## [Direction]
The data below should be restated word for word, with every picture omitted.

[Figure collection entries]
______________________________

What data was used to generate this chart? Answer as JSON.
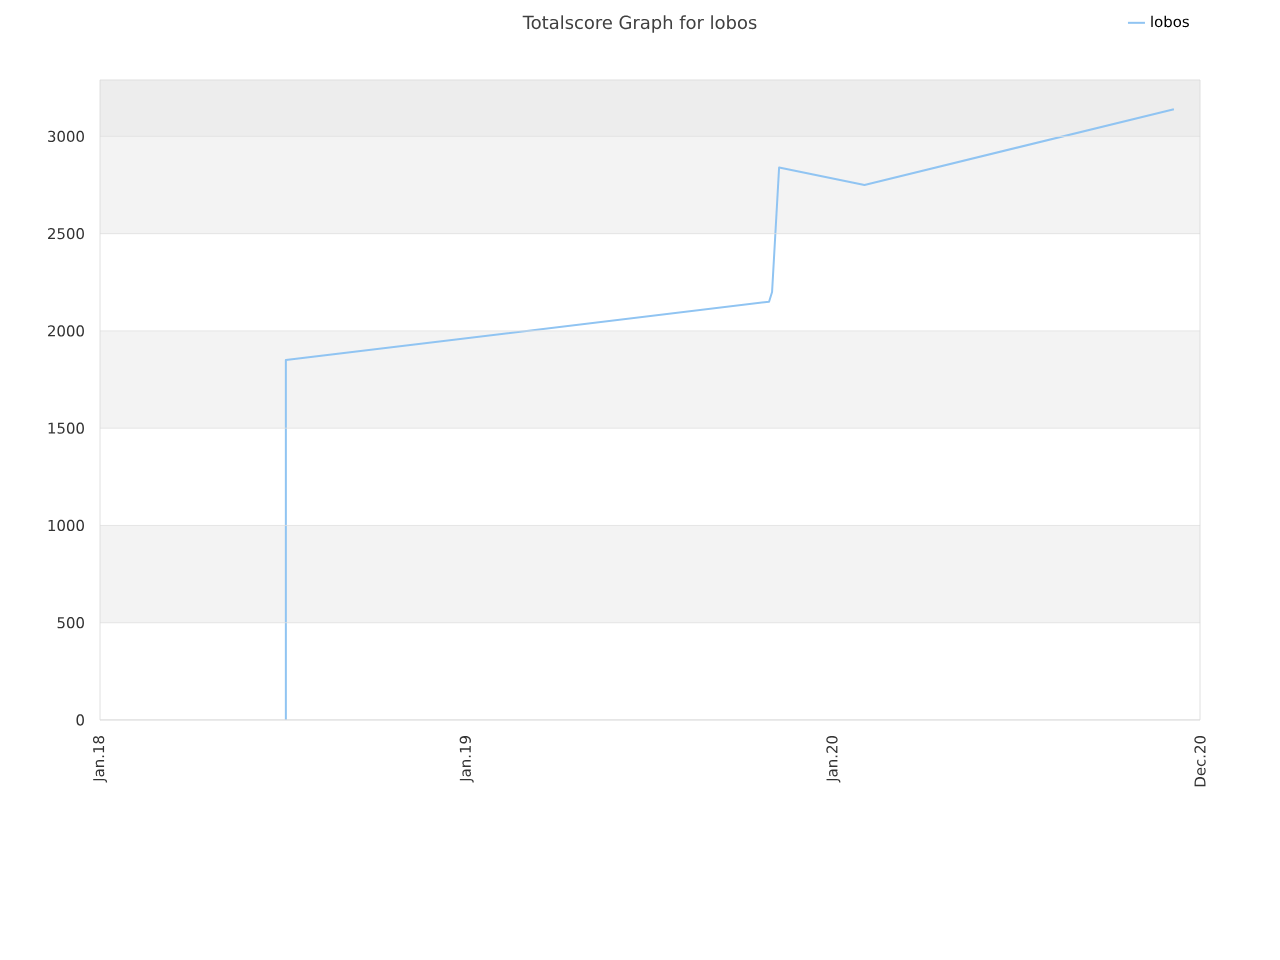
{
  "chart_data": {
    "type": "line",
    "title": "Totalscore Graph for lobos",
    "x": [
      "2018-07-05",
      "2018-07-05",
      "2019-10-29",
      "2019-11-01",
      "2019-11-08",
      "2020-02-01",
      "2020-12-05"
    ],
    "series": [
      {
        "name": "lobos",
        "color": "#90c4f2",
        "values": [
          0,
          1850,
          2150,
          2200,
          2840,
          2750,
          3140
        ]
      }
    ],
    "xlim": [
      "2018-01-01",
      "2020-12-31"
    ],
    "xticks": [
      {
        "value": "2018-01-01",
        "label": "Jan.18"
      },
      {
        "value": "2019-01-01",
        "label": "Jan.19"
      },
      {
        "value": "2020-01-01",
        "label": "Jan.20"
      },
      {
        "value": "2020-12-31",
        "label": "Dec.20"
      }
    ],
    "ylim": [
      0,
      3290
    ],
    "yticks": [
      0,
      500,
      1000,
      1500,
      2000,
      2500,
      3000
    ],
    "bands": [
      {
        "axis": "y",
        "from": 500,
        "to": 1000,
        "color": "#f3f3f3"
      },
      {
        "axis": "y",
        "from": 1500,
        "to": 2000,
        "color": "#f3f3f3"
      },
      {
        "axis": "y",
        "from": 2500,
        "to": 3000,
        "color": "#f3f3f3"
      },
      {
        "axis": "y",
        "from": 3000,
        "to": 3290,
        "color": "#ededed"
      }
    ],
    "grid": "y",
    "legend": "top right",
    "marker": "none",
    "line_style": "solid"
  }
}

______________________________

## [Solution for this problem]
What data was used to generate this chart? Answer as JSON.
{
  "chart_data": {
    "type": "line",
    "title": "Totalscore Graph for lobos",
    "x": [
      "2018-07-05",
      "2018-07-05",
      "2019-10-29",
      "2019-11-01",
      "2019-11-08",
      "2020-02-01",
      "2020-12-05"
    ],
    "series": [
      {
        "name": "lobos",
        "color": "#90c4f2",
        "values": [
          0,
          1850,
          2150,
          2200,
          2840,
          2750,
          3140
        ]
      }
    ],
    "xlim": [
      "2018-01-01",
      "2020-12-31"
    ],
    "xticks": [
      {
        "value": "2018-01-01",
        "label": "Jan.18"
      },
      {
        "value": "2019-01-01",
        "label": "Jan.19"
      },
      {
        "value": "2020-01-01",
        "label": "Jan.20"
      },
      {
        "value": "2020-12-31",
        "label": "Dec.20"
      }
    ],
    "ylim": [
      0,
      3290
    ],
    "yticks": [
      0,
      500,
      1000,
      1500,
      2000,
      2500,
      3000
    ],
    "bands": [
      {
        "axis": "y",
        "from": 500,
        "to": 1000,
        "color": "#f3f3f3"
      },
      {
        "axis": "y",
        "from": 1500,
        "to": 2000,
        "color": "#f3f3f3"
      },
      {
        "axis": "y",
        "from": 2500,
        "to": 3000,
        "color": "#f3f3f3"
      },
      {
        "axis": "y",
        "from": 3000,
        "to": 3290,
        "color": "#ededed"
      }
    ],
    "grid": "y",
    "legend": "top right",
    "marker": "none",
    "line_style": "solid"
  }
}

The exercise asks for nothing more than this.